WRITTEN EXERCISE
Below are some records; work out how many of their lines contain "screenshot" and give the number only.

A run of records
★ ★ ★ ★ ★
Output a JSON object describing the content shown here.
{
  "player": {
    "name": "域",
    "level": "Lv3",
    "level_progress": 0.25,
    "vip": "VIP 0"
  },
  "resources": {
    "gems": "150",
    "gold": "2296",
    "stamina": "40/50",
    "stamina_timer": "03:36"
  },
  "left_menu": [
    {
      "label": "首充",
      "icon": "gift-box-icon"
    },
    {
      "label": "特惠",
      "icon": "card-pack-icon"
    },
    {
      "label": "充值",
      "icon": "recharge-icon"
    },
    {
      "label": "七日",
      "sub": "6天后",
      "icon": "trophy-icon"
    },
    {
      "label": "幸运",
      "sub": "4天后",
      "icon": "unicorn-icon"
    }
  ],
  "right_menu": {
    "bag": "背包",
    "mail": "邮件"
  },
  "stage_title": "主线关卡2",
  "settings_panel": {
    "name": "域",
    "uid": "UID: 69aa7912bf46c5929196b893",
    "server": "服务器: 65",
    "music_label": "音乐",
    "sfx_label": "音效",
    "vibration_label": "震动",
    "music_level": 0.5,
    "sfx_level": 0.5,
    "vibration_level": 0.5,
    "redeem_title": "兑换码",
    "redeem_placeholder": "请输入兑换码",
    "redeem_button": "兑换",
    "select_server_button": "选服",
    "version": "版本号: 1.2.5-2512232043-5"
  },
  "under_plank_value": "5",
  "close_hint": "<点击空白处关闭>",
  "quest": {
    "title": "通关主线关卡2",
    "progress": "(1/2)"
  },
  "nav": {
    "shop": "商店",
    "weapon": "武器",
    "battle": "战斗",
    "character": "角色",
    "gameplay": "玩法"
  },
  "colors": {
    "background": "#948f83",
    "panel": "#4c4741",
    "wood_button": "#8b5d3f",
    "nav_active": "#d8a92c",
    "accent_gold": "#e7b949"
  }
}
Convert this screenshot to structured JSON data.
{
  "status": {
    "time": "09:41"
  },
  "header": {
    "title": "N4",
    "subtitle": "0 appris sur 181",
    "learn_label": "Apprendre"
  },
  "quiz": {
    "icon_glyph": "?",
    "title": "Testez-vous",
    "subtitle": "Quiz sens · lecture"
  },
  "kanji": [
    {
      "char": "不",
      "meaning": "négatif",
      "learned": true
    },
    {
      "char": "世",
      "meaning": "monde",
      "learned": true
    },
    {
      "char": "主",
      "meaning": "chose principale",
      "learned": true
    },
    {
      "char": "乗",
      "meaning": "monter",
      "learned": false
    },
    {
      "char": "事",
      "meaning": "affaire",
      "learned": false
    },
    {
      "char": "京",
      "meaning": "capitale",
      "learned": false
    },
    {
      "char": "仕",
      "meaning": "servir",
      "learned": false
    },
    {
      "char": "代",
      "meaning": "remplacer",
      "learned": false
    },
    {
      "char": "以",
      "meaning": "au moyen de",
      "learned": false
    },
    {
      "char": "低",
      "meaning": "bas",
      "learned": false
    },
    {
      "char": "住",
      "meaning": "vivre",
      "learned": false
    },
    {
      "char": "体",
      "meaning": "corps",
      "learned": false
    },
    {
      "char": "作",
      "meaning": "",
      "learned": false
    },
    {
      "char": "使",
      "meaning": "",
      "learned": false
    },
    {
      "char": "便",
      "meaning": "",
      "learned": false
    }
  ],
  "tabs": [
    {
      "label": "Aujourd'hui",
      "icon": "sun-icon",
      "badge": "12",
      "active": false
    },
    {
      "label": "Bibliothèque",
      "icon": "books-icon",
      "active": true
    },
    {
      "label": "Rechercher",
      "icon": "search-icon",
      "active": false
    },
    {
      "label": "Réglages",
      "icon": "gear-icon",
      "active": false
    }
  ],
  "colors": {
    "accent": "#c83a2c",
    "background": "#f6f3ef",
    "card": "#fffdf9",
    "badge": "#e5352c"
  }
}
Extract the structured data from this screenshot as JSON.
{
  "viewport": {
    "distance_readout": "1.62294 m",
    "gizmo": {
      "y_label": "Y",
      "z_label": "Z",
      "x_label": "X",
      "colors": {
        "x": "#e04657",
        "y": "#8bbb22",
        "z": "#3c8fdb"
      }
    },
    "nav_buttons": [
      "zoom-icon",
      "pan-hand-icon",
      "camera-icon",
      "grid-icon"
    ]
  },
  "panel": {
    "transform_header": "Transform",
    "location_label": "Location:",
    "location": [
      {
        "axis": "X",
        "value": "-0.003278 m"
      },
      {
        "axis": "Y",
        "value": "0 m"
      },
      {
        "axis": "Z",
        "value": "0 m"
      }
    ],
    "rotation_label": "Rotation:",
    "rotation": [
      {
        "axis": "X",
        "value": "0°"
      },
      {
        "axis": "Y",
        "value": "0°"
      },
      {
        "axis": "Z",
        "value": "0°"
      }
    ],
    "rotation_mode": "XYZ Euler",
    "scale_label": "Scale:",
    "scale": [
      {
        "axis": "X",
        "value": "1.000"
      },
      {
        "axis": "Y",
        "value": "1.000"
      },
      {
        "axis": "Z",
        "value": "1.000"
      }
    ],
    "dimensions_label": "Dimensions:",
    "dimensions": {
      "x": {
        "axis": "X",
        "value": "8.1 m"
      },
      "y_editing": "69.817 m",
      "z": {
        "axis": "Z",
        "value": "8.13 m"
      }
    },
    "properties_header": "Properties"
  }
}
★ ★ ★ ★ ★
WRITTEN SOLUTION
2